What the exercise asks:
Return exactly the lines that run from the one containing "Extract all readable text from this page." to the end of the entries, with both ends included.

Entries from a dataset
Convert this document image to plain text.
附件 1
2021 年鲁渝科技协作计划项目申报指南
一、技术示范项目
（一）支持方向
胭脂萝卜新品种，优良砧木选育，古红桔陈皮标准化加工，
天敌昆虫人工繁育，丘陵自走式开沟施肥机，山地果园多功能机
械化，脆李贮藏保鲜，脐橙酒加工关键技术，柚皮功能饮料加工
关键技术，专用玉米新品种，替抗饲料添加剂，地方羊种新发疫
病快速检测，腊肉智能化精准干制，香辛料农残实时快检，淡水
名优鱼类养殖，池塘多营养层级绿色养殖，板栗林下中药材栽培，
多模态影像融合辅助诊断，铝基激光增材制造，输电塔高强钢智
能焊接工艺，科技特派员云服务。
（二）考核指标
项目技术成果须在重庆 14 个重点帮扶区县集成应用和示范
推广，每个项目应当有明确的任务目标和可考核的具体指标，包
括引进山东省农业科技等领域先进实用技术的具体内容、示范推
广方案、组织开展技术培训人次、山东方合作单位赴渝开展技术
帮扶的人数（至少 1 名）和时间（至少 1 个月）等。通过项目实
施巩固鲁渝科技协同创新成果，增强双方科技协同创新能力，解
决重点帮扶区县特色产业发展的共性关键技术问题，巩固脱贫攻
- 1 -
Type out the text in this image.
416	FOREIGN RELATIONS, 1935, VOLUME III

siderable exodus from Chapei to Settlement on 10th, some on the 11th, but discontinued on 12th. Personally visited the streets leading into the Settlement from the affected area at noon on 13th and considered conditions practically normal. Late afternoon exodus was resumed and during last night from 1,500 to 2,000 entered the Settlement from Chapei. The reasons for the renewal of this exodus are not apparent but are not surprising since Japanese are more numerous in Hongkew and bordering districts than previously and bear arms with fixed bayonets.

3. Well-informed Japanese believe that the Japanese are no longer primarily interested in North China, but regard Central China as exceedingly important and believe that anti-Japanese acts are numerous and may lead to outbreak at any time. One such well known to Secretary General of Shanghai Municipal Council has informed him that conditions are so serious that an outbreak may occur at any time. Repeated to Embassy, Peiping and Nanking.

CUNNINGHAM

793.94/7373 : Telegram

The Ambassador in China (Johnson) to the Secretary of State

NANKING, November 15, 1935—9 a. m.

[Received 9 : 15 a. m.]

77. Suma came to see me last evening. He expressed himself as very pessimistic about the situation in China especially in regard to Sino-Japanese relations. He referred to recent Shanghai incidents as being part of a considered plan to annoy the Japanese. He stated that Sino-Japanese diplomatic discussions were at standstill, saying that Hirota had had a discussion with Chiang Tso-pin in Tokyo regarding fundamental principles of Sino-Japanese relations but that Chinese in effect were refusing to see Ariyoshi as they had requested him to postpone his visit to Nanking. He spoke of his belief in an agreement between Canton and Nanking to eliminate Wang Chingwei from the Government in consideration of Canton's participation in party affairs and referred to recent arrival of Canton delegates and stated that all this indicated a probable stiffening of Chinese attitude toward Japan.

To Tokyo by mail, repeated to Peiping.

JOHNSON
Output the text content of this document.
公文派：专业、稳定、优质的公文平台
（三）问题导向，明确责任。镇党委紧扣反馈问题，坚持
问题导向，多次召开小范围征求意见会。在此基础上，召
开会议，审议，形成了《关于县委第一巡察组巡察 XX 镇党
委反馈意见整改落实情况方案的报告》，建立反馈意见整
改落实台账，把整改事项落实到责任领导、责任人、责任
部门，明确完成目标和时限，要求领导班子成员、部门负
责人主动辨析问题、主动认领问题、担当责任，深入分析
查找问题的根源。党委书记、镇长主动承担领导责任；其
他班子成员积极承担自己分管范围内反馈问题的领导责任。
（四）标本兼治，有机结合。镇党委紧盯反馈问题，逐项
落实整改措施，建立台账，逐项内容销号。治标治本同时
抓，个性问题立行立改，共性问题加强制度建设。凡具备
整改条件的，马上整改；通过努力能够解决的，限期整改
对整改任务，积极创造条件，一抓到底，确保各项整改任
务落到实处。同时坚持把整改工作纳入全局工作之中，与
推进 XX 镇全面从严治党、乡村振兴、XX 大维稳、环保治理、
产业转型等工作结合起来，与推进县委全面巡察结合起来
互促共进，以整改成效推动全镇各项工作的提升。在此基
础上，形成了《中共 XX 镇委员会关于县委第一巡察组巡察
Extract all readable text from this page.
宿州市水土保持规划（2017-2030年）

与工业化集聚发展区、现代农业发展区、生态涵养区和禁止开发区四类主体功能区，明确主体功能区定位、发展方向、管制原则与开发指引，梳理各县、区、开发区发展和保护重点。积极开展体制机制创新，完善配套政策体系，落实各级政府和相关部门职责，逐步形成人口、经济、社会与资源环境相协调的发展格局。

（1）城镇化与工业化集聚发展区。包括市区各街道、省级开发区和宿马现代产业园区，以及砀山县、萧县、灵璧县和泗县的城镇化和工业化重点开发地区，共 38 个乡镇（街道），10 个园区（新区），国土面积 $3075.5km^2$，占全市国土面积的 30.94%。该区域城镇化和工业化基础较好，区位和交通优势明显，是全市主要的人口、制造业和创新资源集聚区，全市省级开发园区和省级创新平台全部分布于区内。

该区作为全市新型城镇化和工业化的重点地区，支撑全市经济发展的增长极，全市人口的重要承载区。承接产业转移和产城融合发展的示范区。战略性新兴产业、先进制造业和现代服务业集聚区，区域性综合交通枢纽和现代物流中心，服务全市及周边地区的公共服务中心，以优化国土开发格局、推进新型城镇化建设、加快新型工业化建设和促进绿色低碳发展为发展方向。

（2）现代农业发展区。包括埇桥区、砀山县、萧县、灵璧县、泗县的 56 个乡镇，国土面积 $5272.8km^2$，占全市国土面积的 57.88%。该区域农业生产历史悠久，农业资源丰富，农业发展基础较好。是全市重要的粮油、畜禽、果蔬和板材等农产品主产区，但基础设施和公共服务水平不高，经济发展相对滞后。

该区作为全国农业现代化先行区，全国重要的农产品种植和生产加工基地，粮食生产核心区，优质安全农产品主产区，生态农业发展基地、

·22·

Exercise answer:
Extract all readable text from this page.
宿州市水土保持规划（2017-2030年）

与工业化集聚发展区、现代农业发展区、生态涵养区和禁止开发区四类主体功能区，明确主体功能区定位、发展方向、管制原则与开发指引，梳理各县、区、开发区发展和保护重点。积极开展体制机制创新，完善配套政策体系，落实各级政府和相关部门职责，逐步形成人口、经济、社会与资源环境相协调的发展格局。

（1）城镇化与工业化集聚发展区。包括市区各街道、省级开发区和宿马现代产业园区，以及砀山县、萧县、灵璧县和泗县的城镇化和工业化重点开发地区，共 38 个乡镇（街道），10 个园区（新区），国土面积 $3075.5km^2$，占全市国土面积的 30.94%。该区域城镇化和工业化基础较好，区位和交通优势明显，是全市主要的人口、制造业和创新资源集聚区，全市省级开发园区和省级创新平台全部分布于区内。

该区作为全市新型城镇化和工业化的重点地区，支撑全市经济发展的增长极，全市人口的重要承载区。承接产业转移和产城融合发展的示范区。战略性新兴产业、先进制造业和现代服务业集聚区，区域性综合交通枢纽和现代物流中心，服务全市及周边地区的公共服务中心，以优化国土开发格局、推进新型城镇化建设、加快新型工业化建设和促进绿色低碳发展为发展方向。

（2）现代农业发展区。包括埇桥区、砀山县、萧县、灵璧县、泗县的 56 个乡镇，国土面积 $5272.8km^2$，占全市国土面积的 57.88%。该区域农业生产历史悠久，农业资源丰富，农业发展基础较好。是全市重要的粮油、畜禽、果蔬和板材等农产品主产区，但基础设施和公共服务水平不高，经济发展相对滞后。

该区作为全国农业现代化先行区，全国重要的农产品种植和生产加工基地，粮食生产核心区，优质安全农产品主产区，生态农业发展基地、

·22·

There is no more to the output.